**Short task:** Print all the data, keeping every line exactly as it is.

**Given information:**
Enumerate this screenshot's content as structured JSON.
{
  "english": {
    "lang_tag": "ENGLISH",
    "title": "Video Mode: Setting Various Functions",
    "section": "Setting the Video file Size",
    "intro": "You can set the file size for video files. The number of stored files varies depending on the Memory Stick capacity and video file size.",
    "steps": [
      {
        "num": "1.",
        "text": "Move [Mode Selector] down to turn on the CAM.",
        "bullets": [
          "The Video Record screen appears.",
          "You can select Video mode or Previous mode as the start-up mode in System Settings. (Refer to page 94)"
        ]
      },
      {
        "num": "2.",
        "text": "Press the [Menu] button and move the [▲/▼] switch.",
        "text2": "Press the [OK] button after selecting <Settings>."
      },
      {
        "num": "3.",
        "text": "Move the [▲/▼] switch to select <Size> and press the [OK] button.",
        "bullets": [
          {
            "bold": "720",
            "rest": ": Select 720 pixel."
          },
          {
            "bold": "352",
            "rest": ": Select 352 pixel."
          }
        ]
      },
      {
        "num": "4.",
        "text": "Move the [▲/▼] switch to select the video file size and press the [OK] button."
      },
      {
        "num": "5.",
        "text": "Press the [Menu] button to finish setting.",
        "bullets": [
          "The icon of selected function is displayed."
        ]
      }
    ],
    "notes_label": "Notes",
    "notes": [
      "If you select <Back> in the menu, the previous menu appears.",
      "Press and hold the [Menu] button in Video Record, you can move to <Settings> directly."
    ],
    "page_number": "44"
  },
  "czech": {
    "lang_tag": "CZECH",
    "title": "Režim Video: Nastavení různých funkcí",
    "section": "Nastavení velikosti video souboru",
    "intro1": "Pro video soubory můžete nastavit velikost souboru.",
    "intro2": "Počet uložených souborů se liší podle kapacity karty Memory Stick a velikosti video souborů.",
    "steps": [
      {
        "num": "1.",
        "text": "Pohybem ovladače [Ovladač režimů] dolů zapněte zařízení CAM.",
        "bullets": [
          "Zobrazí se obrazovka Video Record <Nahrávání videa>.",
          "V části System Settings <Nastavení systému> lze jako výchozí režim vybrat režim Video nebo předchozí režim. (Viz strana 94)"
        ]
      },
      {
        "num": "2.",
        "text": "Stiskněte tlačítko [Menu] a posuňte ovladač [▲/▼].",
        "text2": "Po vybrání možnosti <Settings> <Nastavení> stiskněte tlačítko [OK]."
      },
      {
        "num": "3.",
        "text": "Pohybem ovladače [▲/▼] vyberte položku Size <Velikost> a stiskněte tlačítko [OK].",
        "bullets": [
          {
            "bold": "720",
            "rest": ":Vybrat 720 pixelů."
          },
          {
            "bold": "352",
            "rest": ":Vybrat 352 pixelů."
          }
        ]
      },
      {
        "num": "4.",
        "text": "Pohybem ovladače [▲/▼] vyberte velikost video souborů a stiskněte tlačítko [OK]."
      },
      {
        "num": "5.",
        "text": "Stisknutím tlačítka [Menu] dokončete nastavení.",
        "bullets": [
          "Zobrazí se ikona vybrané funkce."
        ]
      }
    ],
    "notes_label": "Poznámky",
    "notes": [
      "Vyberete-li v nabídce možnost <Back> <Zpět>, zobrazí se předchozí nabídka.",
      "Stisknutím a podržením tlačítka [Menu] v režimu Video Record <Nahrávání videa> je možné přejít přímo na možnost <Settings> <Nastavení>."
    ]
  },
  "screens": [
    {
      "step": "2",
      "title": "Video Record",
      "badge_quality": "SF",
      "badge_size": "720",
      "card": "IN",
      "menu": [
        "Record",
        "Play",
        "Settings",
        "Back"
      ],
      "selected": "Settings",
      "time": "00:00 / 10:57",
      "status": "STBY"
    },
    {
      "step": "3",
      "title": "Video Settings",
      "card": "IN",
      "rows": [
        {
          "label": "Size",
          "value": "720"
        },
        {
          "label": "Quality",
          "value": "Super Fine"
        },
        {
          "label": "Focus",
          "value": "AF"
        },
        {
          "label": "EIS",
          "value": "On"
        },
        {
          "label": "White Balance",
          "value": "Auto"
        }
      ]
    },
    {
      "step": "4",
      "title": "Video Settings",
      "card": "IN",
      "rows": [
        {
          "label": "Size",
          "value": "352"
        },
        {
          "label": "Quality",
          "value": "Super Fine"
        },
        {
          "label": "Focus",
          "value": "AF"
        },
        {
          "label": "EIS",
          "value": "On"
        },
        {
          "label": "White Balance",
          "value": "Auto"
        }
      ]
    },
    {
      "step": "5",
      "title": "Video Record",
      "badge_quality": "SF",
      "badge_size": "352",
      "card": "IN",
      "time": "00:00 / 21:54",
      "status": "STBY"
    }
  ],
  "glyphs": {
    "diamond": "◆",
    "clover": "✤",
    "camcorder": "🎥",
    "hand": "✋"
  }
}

**Result:**
Enumerate this screenshot's content as structured JSON.
{
  "english": {
    "lang_tag": "ENGLISH",
    "title": "Video Mode: Setting Various Functions",
    "section": "Setting the Video file Size",
    "intro": "You can set the file size for video files. The number of stored files varies depending on the Memory Stick capacity and video file size.",
    "steps": [
      {
        "num": "1.",
        "text": "Move [Mode Selector] down to turn on the CAM.",
        "bullets": [
          "The Video Record screen appears.",
          "You can select Video mode or Previous mode as the start-up mode in System Settings. (Refer to page 94)"
        ]
      },
      {
        "num": "2.",
        "text": "Press the [Menu] button and move the [▲/▼] switch.",
        "text2": "Press the [OK] button after selecting <Settings>."
      },
      {
        "num": "3.",
        "text": "Move the [▲/▼] switch to select <Size> and press the [OK] button.",
        "bullets": [
          {
            "bold": "720",
            "rest": ": Select 720 pixel."
          },
          {
            "bold": "352",
            "rest": ": Select 352 pixel."
          }
        ]
      },
      {
        "num": "4.",
        "text": "Move the [▲/▼] switch to select the video file size and press the [OK] button."
      },
      {
        "num": "5.",
        "text": "Press the [Menu] button to finish setting.",
        "bullets": [
          "The icon of selected function is displayed."
        ]
      }
    ],
    "notes_label": "Notes",
    "notes": [
      "If you select <Back> in the menu, the previous menu appears.",
      "Press and hold the [Menu] button in Video Record, you can move to <Settings> directly."
    ],
    "page_number": "44"
  },
  "czech": {
    "lang_tag": "CZECH",
    "title": "Režim Video: Nastavení různých funkcí",
    "section": "Nastavení velikosti video souboru",
    "intro1": "Pro video soubory můžete nastavit velikost souboru.",
    "intro2": "Počet uložených souborů se liší podle kapacity karty Memory Stick a velikosti video souborů.",
    "steps": [
      {
        "num": "1.",
        "text": "Pohybem ovladače [Ovladač režimů] dolů zapněte zařízení CAM.",
        "bullets": [
          "Zobrazí se obrazovka Video Record <Nahrávání videa>.",
          "V části System Settings <Nastavení systému> lze jako výchozí režim vybrat režim Video nebo předchozí režim. (Viz strana 94)"
        ]
      },
      {
        "num": "2.",
        "text": "Stiskněte tlačítko [Menu] a posuňte ovladač [▲/▼].",
        "text2": "Po vybrání možnosti <Settings> <Nastavení> stiskněte tlačítko [OK]."
      },
      {
        "num": "3.",
        "text": "Pohybem ovladače [▲/▼] vyberte položku Size <Velikost> a stiskněte tlačítko [OK].",
        "bullets": [
          {
            "bold": "720",
            "rest": ":Vybrat 720 pixelů."
          },
          {
            "bold": "352",
            "rest": ":Vybrat 352 pixelů."
          }
        ]
      },
      {
        "num": "4.",
        "text": "Pohybem ovladače [▲/▼] vyberte velikost video souborů a stiskněte tlačítko [OK]."
      },
      {
        "num": "5.",
        "text": "Stisknutím tlačítka [Menu] dokončete nastavení.",
        "bullets": [
          "Zobrazí se ikona vybrané funkce."
        ]
      }
    ],
    "notes_label": "Poznámky",
    "notes": [
      "Vyberete-li v nabídce možnost <Back> <Zpět>, zobrazí se předchozí nabídka.",
      "Stisknutím a podržením tlačítka [Menu] v režimu Video Record <Nahrávání videa> je možné přejít přímo na možnost <Settings> <Nastavení>."
    ]
  },
  "screens": [
    {
      "step": "2",
      "title": "Video Record",
      "badge_quality": "SF",
      "badge_size": "720",
      "card": "IN",
      "menu": [
        "Record",
        "Play",
        "Settings",
        "Back"
      ],
      "selected": "Settings",
      "time": "00:00 / 10:57",
      "status": "STBY"
    },
    {
      "step": "3",
      "title": "Video Settings",
      "card": "IN",
      "rows": [
        {
          "label": "Size",
          "value": "720"
        },
        {
          "label": "Quality",
          "value": "Super Fine"
        },
        {
          "label": "Focus",
          "value": "AF"
        },
        {
          "label": "EIS",
          "value": "On"
        },
        {
          "label": "White Balance",
          "value": "Auto"
        }
      ]
    },
    {
      "step": "4",
      "title": "Video Settings",
      "card": "IN",
      "rows": [
        {
          "label": "Size",
          "value": "352"
        },
        {
          "label": "Quality",
          "value": "Super Fine"
        },
        {
          "label": "Focus",
          "value": "AF"
        },
        {
          "label": "EIS",
          "value": "On"
        },
        {
          "label": "White Balance",
          "value": "Auto"
        }
      ]
    },
    {
      "step": "5",
      "title": "Video Record",
      "badge_quality": "SF",
      "badge_size": "352",
      "card": "IN",
      "time": "00:00 / 21:54",
      "status": "STBY"
    }
  ],
  "glyphs": {
    "diamond": "◆",
    "clover": "✤",
    "camcorder": "🎥",
    "hand": "✋"
  }
}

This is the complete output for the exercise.